PASSAGE GIVEN →
****
This fine woman I married steers clear of tall buildings, holds hands with other adults when crossing busy streets and single-handedly keeps every plane she boards in the air by reciting her rosary just loud enough for Mary to hear.

Of course she has innumerable qualities that are far less annoying, but I am drawing a blank right now.

Speaking of her unnatural love of Frankie Laine, we were rollin’, rollin’, rollin’ through the spellbinding mountains of Yellowstone when we noticed a string of cars stopped on the road by a meadow. A park ranger was talking to a crowd of onlookers. Feeling slighted by the lack of bear sightings thus far on the trip, I pulled over hoping I would finally see one in its natural habitat.

We piled out of the car and crept toward the park ranger as he explained to us that this bear, 50 yards away, was a baby black bear, likely under the watchful eye of its mother nearby yet out of sight. While our youngest daughter ran back to the car to hide, the rest of the kids and I watched as the bear rolled around in the brush and my dear and normally very safety-conscious wife inched closer and closer for a photo. Yard by yard she moved forward, never quite getting the shot she sought. Visions of mama bear bolting out from the woods and kicking my sweet wife clear to Montana filled my head as I feared I might be left to man the remainder of this vacation solo. We were 1,200 miles from home, and I was not equipped to lead our family vacation with the same efficiency and joyful enthusiasm as my darling wife had thus far.
****
PROVIDED DATA →

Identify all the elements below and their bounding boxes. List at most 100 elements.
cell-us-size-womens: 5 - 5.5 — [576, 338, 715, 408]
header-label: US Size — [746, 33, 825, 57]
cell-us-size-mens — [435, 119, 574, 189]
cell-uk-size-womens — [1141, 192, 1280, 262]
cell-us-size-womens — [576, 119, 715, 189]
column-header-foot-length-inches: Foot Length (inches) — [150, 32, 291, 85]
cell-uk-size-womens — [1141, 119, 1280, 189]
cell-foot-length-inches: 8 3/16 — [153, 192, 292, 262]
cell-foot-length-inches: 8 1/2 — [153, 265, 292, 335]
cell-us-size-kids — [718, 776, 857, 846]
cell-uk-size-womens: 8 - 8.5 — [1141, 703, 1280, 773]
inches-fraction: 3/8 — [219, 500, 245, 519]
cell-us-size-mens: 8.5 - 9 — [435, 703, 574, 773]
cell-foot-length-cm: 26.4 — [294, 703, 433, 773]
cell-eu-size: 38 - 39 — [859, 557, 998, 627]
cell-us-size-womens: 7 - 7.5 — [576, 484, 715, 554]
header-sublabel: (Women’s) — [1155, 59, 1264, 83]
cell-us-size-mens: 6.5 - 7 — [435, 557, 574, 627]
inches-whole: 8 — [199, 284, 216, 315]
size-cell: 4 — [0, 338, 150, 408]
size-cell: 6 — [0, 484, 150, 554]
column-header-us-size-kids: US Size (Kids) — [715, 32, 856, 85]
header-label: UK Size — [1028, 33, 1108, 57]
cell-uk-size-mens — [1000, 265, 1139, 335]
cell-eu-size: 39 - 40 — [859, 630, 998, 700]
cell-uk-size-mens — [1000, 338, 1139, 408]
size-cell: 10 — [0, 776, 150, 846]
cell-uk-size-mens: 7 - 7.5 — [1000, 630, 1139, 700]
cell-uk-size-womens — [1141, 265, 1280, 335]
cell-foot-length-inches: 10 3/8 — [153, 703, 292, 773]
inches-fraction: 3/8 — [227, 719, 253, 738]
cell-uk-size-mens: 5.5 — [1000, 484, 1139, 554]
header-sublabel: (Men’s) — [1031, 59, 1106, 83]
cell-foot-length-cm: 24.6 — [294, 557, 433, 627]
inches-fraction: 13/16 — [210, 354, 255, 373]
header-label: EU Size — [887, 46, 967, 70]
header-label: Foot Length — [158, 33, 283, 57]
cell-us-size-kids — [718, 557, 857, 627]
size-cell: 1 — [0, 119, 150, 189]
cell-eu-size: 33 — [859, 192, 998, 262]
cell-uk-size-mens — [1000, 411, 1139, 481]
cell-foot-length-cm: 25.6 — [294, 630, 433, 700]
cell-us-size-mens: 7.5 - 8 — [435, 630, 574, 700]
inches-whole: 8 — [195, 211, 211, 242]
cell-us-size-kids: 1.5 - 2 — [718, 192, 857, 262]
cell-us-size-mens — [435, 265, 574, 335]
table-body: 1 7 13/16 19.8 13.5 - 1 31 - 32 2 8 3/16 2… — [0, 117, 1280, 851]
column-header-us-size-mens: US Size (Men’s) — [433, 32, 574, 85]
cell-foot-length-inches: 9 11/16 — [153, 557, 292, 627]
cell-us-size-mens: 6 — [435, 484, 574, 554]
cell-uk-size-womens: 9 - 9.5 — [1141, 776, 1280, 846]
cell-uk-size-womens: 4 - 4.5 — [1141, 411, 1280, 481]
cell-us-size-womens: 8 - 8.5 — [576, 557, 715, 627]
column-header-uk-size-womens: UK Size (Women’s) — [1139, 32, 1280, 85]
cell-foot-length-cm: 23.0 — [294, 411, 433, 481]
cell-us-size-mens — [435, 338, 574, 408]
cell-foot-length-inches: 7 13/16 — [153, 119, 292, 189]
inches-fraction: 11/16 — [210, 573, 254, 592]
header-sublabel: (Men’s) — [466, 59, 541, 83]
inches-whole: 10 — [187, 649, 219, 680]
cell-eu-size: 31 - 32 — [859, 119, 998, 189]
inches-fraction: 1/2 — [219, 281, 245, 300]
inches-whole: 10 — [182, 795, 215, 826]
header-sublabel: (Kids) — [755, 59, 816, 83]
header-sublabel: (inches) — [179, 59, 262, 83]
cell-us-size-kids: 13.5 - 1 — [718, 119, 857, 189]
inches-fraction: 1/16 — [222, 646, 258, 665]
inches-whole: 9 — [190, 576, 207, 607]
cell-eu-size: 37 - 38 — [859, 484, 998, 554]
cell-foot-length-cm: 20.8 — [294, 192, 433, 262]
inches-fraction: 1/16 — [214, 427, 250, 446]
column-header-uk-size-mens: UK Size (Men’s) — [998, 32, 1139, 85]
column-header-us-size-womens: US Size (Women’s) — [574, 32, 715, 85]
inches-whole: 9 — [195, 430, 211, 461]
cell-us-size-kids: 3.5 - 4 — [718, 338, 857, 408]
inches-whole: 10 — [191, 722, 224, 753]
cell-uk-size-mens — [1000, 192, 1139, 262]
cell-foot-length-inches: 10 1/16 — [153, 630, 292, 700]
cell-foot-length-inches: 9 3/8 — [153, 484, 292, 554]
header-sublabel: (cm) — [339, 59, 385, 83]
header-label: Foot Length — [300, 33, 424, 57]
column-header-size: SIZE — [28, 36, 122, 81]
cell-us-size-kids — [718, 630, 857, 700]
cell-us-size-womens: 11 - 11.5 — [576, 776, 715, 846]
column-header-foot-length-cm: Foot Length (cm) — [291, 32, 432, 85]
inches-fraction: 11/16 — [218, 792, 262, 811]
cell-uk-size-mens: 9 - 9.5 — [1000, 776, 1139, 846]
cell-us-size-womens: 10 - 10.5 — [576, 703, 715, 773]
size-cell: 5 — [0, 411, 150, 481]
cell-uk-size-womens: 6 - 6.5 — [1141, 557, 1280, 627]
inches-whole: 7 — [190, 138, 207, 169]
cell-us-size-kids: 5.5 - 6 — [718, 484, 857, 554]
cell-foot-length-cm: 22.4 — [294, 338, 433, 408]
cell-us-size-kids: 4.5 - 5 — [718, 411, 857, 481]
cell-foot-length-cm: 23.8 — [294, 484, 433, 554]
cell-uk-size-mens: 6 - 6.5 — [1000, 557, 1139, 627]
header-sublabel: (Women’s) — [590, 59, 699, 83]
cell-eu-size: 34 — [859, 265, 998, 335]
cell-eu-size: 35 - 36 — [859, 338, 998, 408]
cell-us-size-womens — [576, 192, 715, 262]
****
TASK TO COMPLETE → Pick up the account of the family's Yellowstone bear sighting and carry it on past its last sentence.

RESULT BELOW →
Sensing my concern, the park ranger called after her.

“Ma’am?” he said, pointing directly to Julie, wearing a T-shirt, a beach towel from our swimming expedition and tennis shoes, “We don’t need any freelancers here. Please join the group.”

I’d like to say I breathed a sigh of relief as she obediently retreated, but truth be told I laughed loud and hard at her before Facebooking the event.